Dataset items:
---

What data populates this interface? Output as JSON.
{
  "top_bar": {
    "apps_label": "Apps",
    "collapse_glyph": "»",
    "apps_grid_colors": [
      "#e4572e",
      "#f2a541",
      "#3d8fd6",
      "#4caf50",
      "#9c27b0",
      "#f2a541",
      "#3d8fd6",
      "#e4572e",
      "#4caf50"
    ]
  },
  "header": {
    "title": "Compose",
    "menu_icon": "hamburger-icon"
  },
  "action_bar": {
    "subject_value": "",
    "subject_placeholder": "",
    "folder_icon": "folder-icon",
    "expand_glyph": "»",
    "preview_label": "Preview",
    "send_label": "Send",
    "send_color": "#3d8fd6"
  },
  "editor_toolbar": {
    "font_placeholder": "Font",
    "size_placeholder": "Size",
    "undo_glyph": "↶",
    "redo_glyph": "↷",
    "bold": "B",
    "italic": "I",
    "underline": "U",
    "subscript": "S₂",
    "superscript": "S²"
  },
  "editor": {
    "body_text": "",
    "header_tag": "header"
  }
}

---

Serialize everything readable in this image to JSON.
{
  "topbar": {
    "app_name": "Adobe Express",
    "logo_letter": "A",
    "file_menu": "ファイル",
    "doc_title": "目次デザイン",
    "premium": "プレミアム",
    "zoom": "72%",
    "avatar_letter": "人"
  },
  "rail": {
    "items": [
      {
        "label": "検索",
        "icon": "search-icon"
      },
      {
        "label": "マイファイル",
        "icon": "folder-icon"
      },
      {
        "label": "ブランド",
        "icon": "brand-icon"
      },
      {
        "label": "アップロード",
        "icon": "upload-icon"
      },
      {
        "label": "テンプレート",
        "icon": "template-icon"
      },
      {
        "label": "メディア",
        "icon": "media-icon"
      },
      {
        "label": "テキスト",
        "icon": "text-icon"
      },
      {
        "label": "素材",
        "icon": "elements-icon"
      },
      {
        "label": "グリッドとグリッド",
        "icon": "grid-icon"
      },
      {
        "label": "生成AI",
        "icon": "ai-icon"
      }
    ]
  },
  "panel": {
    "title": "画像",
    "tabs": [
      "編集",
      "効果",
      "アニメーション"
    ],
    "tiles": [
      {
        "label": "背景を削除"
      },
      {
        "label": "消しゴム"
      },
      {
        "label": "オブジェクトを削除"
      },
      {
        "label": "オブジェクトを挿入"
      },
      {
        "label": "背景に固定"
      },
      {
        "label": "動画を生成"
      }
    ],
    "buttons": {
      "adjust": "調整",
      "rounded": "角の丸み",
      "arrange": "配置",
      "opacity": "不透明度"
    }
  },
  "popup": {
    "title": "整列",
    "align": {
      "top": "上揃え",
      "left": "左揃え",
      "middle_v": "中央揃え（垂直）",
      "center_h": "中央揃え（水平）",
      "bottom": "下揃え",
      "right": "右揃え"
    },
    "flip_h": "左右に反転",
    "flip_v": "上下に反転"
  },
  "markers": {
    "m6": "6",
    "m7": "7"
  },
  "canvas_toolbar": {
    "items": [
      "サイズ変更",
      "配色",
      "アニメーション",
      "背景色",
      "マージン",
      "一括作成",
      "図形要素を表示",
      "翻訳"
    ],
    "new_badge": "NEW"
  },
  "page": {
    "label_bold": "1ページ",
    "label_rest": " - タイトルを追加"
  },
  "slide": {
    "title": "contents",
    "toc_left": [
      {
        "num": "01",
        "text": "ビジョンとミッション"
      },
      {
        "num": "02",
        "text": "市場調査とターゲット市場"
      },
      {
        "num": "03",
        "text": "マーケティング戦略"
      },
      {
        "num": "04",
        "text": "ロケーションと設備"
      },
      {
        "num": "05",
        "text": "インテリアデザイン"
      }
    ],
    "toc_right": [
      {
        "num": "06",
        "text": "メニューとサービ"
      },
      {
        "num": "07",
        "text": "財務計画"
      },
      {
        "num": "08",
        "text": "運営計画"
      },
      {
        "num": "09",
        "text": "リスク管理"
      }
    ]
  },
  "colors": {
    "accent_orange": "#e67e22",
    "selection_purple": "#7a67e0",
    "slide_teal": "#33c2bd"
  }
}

---

- [WORK INSTRUCTIONS] From the listing, copy each line containing the word "JSON".

- [SOLUTION FOR THIS EXERCISE]
What data populates this interface? Output as JSON.
Serialize everything readable in this image to JSON.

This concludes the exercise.